** Stated problem **
Please list all lines of the material below in which the string "curve" occurs.

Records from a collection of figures

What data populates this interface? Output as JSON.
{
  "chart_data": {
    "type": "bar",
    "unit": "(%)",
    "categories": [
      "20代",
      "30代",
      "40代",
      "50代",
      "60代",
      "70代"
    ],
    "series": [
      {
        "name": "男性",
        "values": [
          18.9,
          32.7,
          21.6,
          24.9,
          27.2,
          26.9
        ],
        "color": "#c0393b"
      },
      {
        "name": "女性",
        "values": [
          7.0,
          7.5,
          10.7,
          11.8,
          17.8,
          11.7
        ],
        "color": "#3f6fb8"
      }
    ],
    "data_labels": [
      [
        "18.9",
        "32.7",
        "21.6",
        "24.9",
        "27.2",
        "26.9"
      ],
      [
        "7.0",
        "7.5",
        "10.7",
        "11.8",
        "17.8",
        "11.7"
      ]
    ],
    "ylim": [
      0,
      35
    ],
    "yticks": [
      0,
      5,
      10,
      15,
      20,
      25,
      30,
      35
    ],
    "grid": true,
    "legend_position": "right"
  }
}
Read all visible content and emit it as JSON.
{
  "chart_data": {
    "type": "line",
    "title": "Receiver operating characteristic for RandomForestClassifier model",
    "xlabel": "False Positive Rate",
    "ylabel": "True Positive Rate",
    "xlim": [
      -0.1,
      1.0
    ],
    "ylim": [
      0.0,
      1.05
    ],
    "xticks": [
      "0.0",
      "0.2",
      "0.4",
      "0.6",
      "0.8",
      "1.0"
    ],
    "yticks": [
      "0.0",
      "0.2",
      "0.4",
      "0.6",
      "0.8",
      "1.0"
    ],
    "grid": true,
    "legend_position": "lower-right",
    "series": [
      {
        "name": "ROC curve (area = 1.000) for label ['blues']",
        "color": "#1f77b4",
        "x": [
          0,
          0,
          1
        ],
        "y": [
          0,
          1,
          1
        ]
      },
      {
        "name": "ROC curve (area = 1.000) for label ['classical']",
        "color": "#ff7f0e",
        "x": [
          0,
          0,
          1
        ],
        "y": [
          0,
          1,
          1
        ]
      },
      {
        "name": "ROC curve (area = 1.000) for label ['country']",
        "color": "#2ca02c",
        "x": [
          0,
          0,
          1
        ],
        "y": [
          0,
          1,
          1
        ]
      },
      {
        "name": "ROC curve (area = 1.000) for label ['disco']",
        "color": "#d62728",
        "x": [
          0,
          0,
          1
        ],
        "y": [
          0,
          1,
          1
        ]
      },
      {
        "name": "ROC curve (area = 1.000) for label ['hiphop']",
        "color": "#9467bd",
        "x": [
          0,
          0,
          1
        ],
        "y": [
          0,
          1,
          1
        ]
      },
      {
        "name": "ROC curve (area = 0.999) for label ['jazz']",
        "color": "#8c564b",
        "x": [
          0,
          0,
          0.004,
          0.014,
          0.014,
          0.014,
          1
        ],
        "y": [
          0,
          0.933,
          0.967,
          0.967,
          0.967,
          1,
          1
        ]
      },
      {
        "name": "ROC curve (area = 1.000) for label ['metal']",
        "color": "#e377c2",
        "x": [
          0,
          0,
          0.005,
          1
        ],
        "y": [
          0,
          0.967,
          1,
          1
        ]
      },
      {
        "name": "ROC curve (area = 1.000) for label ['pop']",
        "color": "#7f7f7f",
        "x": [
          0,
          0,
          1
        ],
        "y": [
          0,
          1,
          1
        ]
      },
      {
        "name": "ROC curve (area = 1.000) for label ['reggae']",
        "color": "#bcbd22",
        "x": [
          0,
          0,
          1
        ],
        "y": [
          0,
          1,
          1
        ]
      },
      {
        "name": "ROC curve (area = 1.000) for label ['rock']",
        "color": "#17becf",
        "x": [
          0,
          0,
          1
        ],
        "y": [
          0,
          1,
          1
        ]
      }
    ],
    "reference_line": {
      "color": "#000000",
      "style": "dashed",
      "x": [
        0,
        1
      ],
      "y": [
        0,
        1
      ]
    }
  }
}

** Exercise response **
        "name": "ROC curve (area = 1.000) for label ['blues']",
        "name": "ROC curve (area = 1.000) for label ['classical']",
        "name": "ROC curve (area = 1.000) for label ['country']",
        "name": "ROC curve (area = 1.000) for label ['disco']",
        "name": "ROC curve (area = 1.000) for label ['hiphop']",
        "name": "ROC curve (area = 0.999) for label ['jazz']",
        "name": "ROC curve (area = 1.000) for label ['metal']",
        "name": "ROC curve (area = 1.000) for label ['pop']",
        "name": "ROC curve (area = 1.000) for label ['reggae']",
        "name": "ROC curve (area = 1.000) for label ['rock']",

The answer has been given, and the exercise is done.